#### Set exercise:
Switch every "Seasonal Fruit" in the lines below to "Fresh Fruit", and give all the lines back with nothing else changed.

#### Material:
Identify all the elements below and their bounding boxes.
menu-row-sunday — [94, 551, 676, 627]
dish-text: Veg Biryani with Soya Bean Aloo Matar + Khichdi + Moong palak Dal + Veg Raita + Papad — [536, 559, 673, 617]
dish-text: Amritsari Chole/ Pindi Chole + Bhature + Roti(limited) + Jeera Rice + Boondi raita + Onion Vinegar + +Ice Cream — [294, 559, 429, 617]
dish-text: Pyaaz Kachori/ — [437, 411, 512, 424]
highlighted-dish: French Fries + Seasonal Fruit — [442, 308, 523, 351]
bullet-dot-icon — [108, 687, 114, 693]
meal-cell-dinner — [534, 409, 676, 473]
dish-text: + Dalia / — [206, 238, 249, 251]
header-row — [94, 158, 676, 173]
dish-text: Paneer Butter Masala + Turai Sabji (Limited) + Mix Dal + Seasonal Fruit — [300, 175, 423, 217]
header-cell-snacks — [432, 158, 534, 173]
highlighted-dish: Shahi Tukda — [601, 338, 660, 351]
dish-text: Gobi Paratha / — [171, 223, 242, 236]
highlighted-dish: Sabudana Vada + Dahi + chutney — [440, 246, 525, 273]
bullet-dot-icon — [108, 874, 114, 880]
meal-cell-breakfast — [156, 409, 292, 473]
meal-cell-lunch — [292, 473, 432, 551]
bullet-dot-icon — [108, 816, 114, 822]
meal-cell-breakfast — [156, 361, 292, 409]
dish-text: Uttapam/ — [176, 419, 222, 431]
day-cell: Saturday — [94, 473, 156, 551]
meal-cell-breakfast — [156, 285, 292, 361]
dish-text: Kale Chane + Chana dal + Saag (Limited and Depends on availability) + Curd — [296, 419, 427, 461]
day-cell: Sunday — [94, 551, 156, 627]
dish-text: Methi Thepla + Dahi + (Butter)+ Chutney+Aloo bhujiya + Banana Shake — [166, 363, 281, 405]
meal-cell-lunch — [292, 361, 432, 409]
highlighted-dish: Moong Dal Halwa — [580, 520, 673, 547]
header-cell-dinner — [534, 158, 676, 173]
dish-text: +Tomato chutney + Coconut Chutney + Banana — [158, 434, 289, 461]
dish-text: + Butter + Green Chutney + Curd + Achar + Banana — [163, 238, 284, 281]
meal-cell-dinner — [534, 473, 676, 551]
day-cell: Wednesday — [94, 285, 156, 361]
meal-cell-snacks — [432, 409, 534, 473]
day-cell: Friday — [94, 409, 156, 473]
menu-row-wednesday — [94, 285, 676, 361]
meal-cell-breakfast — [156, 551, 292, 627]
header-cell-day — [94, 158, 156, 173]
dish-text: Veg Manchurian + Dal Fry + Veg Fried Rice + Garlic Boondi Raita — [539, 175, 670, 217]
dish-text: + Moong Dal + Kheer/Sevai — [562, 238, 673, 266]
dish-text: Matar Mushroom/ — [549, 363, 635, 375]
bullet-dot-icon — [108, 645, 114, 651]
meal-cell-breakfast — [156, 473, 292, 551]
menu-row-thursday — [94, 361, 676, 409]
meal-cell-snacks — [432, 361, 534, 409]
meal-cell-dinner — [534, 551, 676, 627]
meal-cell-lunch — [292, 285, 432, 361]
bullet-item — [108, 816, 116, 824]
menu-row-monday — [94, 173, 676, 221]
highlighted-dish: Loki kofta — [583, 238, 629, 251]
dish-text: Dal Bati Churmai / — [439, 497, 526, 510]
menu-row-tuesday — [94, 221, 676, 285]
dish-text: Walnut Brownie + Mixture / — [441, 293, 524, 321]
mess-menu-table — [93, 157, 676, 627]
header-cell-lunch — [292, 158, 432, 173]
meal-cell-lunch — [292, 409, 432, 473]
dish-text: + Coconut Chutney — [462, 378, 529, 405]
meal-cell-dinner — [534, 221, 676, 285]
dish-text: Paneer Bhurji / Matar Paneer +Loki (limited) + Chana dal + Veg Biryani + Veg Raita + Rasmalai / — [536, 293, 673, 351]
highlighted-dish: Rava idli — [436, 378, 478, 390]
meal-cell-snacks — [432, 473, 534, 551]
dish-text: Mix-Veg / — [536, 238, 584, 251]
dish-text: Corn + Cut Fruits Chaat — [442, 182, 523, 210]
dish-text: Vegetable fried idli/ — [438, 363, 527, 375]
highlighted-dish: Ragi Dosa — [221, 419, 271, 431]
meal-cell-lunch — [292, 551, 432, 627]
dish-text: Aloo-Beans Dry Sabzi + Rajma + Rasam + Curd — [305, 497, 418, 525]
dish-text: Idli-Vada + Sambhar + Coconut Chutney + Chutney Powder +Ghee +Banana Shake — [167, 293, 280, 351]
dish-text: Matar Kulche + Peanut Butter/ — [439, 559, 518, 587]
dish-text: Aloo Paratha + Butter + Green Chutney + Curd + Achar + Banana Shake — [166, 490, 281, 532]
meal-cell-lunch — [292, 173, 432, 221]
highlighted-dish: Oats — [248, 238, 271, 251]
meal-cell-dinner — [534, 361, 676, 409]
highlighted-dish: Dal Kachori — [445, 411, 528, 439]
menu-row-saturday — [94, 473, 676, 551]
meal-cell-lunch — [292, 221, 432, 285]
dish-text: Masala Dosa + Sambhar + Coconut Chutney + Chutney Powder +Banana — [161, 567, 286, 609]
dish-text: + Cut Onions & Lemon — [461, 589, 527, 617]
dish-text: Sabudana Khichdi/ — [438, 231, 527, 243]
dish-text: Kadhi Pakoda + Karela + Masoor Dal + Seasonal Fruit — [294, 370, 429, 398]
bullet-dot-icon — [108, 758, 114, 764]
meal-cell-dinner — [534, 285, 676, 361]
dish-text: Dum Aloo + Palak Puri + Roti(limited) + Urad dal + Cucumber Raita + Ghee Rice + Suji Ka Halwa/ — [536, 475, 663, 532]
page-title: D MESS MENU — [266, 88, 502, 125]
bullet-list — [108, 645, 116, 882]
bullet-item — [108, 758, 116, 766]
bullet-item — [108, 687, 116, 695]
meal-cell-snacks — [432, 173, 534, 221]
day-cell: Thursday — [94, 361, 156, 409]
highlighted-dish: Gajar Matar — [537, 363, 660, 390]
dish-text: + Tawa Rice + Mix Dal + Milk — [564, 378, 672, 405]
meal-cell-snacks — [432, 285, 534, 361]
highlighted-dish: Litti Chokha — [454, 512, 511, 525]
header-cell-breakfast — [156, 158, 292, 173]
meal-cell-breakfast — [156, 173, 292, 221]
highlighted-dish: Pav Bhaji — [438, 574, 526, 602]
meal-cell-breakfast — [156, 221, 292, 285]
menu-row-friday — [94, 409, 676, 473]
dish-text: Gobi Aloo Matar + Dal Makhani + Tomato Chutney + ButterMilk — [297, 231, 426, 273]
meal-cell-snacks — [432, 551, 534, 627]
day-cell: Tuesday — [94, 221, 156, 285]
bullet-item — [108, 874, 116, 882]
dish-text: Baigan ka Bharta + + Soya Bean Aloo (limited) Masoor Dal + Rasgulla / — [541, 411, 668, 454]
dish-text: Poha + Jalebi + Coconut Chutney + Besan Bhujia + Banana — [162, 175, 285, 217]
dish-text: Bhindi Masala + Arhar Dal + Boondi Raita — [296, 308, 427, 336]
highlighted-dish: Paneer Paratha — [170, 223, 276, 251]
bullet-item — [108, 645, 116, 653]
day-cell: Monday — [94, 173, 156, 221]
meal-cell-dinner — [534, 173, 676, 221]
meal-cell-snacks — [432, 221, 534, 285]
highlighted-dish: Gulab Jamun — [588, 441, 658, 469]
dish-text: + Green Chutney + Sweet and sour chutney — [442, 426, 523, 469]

#### Answer to the exercise:
Identify all the elements below and their bounding boxes.
menu-row-sunday — [94, 551, 676, 627]
dish-text: Veg Biryani with Soya Bean Aloo Matar + Khichdi + Moong palak Dal + Veg Raita + Papad — [536, 559, 673, 617]
dish-text: Amritsari Chole/ Pindi Chole + Bhature + Roti(limited) + Jeera Rice + Boondi raita + Onion Vinegar + +Ice Cream — [294, 559, 429, 617]
dish-text: Pyaaz Kachori/ — [437, 411, 512, 424]
highlighted-dish: French Fries + Fresh Fruit — [442, 308, 523, 351]
bullet-dot-icon — [108, 687, 114, 693]
meal-cell-dinner — [534, 409, 676, 473]
dish-text: + Dalia / — [206, 238, 249, 251]
header-row — [94, 158, 676, 173]
dish-text: Paneer Butter Masala + Turai Sabji (Limited) + Mix Dal + Fresh Fruit — [300, 175, 423, 217]
header-cell-snacks — [432, 158, 534, 173]
highlighted-dish: Shahi Tukda — [601, 338, 660, 351]
dish-text: Gobi Paratha / — [171, 223, 242, 236]
highlighted-dish: Sabudana Vada + Dahi + chutney — [440, 246, 525, 273]
bullet-dot-icon — [108, 874, 114, 880]
meal-cell-breakfast — [156, 409, 292, 473]
meal-cell-lunch — [292, 473, 432, 551]
bullet-dot-icon — [108, 816, 114, 822]
meal-cell-breakfast — [156, 361, 292, 409]
dish-text: Uttapam/ — [176, 419, 222, 431]
day-cell: Saturday — [94, 473, 156, 551]
meal-cell-breakfast — [156, 285, 292, 361]
dish-text: Kale Chane + Chana dal + Saag (Limited and Depends on availability) + Curd — [296, 419, 427, 461]
day-cell: Sunday — [94, 551, 156, 627]
dish-text: Methi Thepla + Dahi + (Butter)+ Chutney+Aloo bhujiya + Banana Shake — [166, 363, 281, 405]
meal-cell-lunch — [292, 361, 432, 409]
highlighted-dish: Moong Dal Halwa — [580, 520, 673, 547]
header-cell-dinner — [534, 158, 676, 173]
dish-text: +Tomato chutney + Coconut Chutney + Banana — [158, 434, 289, 461]
dish-text: + Butter + Green Chutney + Curd + Achar + Banana — [163, 238, 284, 281]
meal-cell-dinner — [534, 473, 676, 551]
day-cell: Wednesday — [94, 285, 156, 361]
meal-cell-snacks — [432, 409, 534, 473]
day-cell: Friday — [94, 409, 156, 473]
menu-row-wednesday — [94, 285, 676, 361]
meal-cell-breakfast — [156, 551, 292, 627]
header-cell-day — [94, 158, 156, 173]
dish-text: Veg Manchurian + Dal Fry + Veg Fried Rice + Garlic Boondi Raita — [539, 175, 670, 217]
dish-text: + Moong Dal + Kheer/Sevai — [562, 238, 673, 266]
dish-text: Matar Mushroom/ — [549, 363, 635, 375]
bullet-dot-icon — [108, 645, 114, 651]
meal-cell-breakfast — [156, 473, 292, 551]
menu-row-thursday — [94, 361, 676, 409]
meal-cell-snacks — [432, 361, 534, 409]
meal-cell-dinner — [534, 551, 676, 627]
meal-cell-lunch — [292, 285, 432, 361]
bullet-item — [108, 816, 116, 824]
menu-row-monday — [94, 173, 676, 221]
highlighted-dish: Loki kofta — [583, 238, 629, 251]
dish-text: Dal Bati Churmai / — [439, 497, 526, 510]
menu-row-tuesday — [94, 221, 676, 285]
dish-text: Walnut Brownie + Mixture / — [441, 293, 524, 321]
mess-menu-table — [93, 157, 676, 627]
header-cell-lunch — [292, 158, 432, 173]
meal-cell-lunch — [292, 409, 432, 473]
dish-text: + Coconut Chutney — [462, 378, 529, 405]
meal-cell-dinner — [534, 221, 676, 285]
dish-text: Paneer Bhurji / Matar Paneer +Loki (limited) + Chana dal + Veg Biryani + Veg Raita + Rasmalai / — [536, 293, 673, 351]
highlighted-dish: Rava idli — [436, 378, 478, 390]
meal-cell-snacks — [432, 473, 534, 551]
dish-text: Mix-Veg / — [536, 238, 584, 251]
dish-text: Corn + Cut Fruits Chaat — [442, 182, 523, 210]
dish-text: Vegetable fried idli/ — [438, 363, 527, 375]
highlighted-dish: Ragi Dosa — [221, 419, 271, 431]
meal-cell-lunch — [292, 551, 432, 627]
dish-text: Aloo-Beans Dry Sabzi + Rajma + Rasam + Curd — [305, 497, 418, 525]
dish-text: Idli-Vada + Sambhar + Coconut Chutney + Chutney Powder +Ghee +Banana Shake — [167, 293, 280, 351]
dish-text: Matar Kulche + Peanut Butter/ — [439, 559, 518, 587]
dish-text: Aloo Paratha + Butter + Green Chutney + Curd + Achar + Banana Shake — [166, 490, 281, 532]
meal-cell-lunch — [292, 173, 432, 221]
highlighted-dish: Oats — [248, 238, 271, 251]
meal-cell-dinner — [534, 361, 676, 409]
highlighted-dish: Dal Kachori — [445, 411, 528, 439]
menu-row-saturday — [94, 473, 676, 551]
meal-cell-lunch — [292, 221, 432, 285]
dish-text: Masala Dosa + Sambhar + Coconut Chutney + Chutney Powder +Banana — [161, 567, 286, 609]
dish-text: + Cut Onions & Lemon — [461, 589, 527, 617]
dish-text: Sabudana Khichdi/ — [438, 231, 527, 243]
dish-text: Kadhi Pakoda + Karela + Masoor Dal + Fresh Fruit — [294, 370, 429, 398]
bullet-dot-icon — [108, 758, 114, 764]
meal-cell-dinner — [534, 285, 676, 361]
dish-text: Dum Aloo + Palak Puri + Roti(limited) + Urad dal + Cucumber Raita + Ghee Rice + Suji Ka Halwa/ — [536, 475, 663, 532]
page-title: D MESS MENU — [266, 88, 502, 125]
bullet-list — [108, 645, 116, 882]
bullet-item — [108, 758, 116, 766]
bullet-item — [108, 687, 116, 695]
meal-cell-snacks — [432, 173, 534, 221]
day-cell: Thursday — [94, 361, 156, 409]
highlighted-dish: Gajar Matar — [537, 363, 660, 390]
dish-text: + Tawa Rice + Mix Dal + Milk — [564, 378, 672, 405]
meal-cell-snacks — [432, 285, 534, 361]
highlighted-dish: Litti Chokha — [454, 512, 511, 525]
header-cell-breakfast — [156, 158, 292, 173]
meal-cell-breakfast — [156, 173, 292, 221]
highlighted-dish: Pav Bhaji — [438, 574, 526, 602]
meal-cell-breakfast — [156, 221, 292, 285]
menu-row-friday — [94, 409, 676, 473]
dish-text: Gobi Aloo Matar + Dal Makhani + Tomato Chutney + ButterMilk — [297, 231, 426, 273]
meal-cell-snacks — [432, 551, 534, 627]
day-cell: Tuesday — [94, 221, 156, 285]
bullet-item — [108, 874, 116, 882]
dish-text: Baigan ka Bharta + + Soya Bean Aloo (limited) Masoor Dal + Rasgulla / — [541, 411, 668, 454]
dish-text: Poha + Jalebi + Coconut Chutney + Besan Bhujia + Banana — [162, 175, 285, 217]
dish-text: Bhindi Masala + Arhar Dal + Boondi Raita — [296, 308, 427, 336]
highlighted-dish: Paneer Paratha — [170, 223, 276, 251]
bullet-item — [108, 645, 116, 653]
day-cell: Monday — [94, 173, 156, 221]
meal-cell-dinner — [534, 173, 676, 221]
meal-cell-snacks — [432, 221, 534, 285]
highlighted-dish: Gulab Jamun — [588, 441, 658, 469]
dish-text: + Green Chutney + Sweet and sour chutney — [442, 426, 523, 469]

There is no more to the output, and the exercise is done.